-- START Listed entries --
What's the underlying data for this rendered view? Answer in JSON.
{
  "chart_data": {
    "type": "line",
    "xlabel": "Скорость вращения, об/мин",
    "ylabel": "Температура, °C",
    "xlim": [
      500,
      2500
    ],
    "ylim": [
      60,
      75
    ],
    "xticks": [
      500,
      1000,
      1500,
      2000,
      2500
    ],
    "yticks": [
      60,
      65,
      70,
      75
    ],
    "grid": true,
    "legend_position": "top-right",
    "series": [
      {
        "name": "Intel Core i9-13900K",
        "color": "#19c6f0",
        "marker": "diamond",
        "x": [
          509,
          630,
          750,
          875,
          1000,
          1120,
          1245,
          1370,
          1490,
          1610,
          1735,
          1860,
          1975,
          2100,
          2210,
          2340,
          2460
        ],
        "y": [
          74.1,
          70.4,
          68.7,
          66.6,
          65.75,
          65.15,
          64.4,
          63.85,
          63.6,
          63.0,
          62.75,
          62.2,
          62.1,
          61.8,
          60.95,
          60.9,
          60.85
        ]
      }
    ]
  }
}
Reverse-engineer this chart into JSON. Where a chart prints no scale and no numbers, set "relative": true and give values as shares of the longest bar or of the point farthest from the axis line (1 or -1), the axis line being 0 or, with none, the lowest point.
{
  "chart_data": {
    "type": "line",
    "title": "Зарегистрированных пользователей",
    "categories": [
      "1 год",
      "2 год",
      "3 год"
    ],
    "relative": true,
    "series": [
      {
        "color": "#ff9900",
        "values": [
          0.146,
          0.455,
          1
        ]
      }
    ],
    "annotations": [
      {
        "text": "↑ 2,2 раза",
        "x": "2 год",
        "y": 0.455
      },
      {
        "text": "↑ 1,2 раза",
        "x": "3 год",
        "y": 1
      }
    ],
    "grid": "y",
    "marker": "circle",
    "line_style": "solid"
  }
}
-- END Listed entries --
## What this task involves:
Everything from the line with "Reverse-engineer this chart" to the end of the listing above needs to be duplicated exactly, both end lines included, with nothing more.

## Answer:
Reverse-engineer this chart into JSON. Where a chart prints no scale and no numbers, set "relative": true and give values as shares of the longest bar or of the point farthest from the axis line (1 or -1), the axis line being 0 or, with none, the lowest point.
{
  "chart_data": {
    "type": "line",
    "title": "Зарегистрированных пользователей",
    "categories": [
      "1 год",
      "2 год",
      "3 год"
    ],
    "relative": true,
    "series": [
      {
        "color": "#ff9900",
        "values": [
          0.146,
          0.455,
          1
        ]
      }
    ],
    "annotations": [
      {
        "text": "↑ 2,2 раза",
        "x": "2 год",
        "y": 0.455
      },
      {
        "text": "↑ 1,2 раза",
        "x": "3 год",
        "y": 1
      }
    ],
    "grid": "y",
    "marker": "circle",
    "line_style": "solid"
  }
}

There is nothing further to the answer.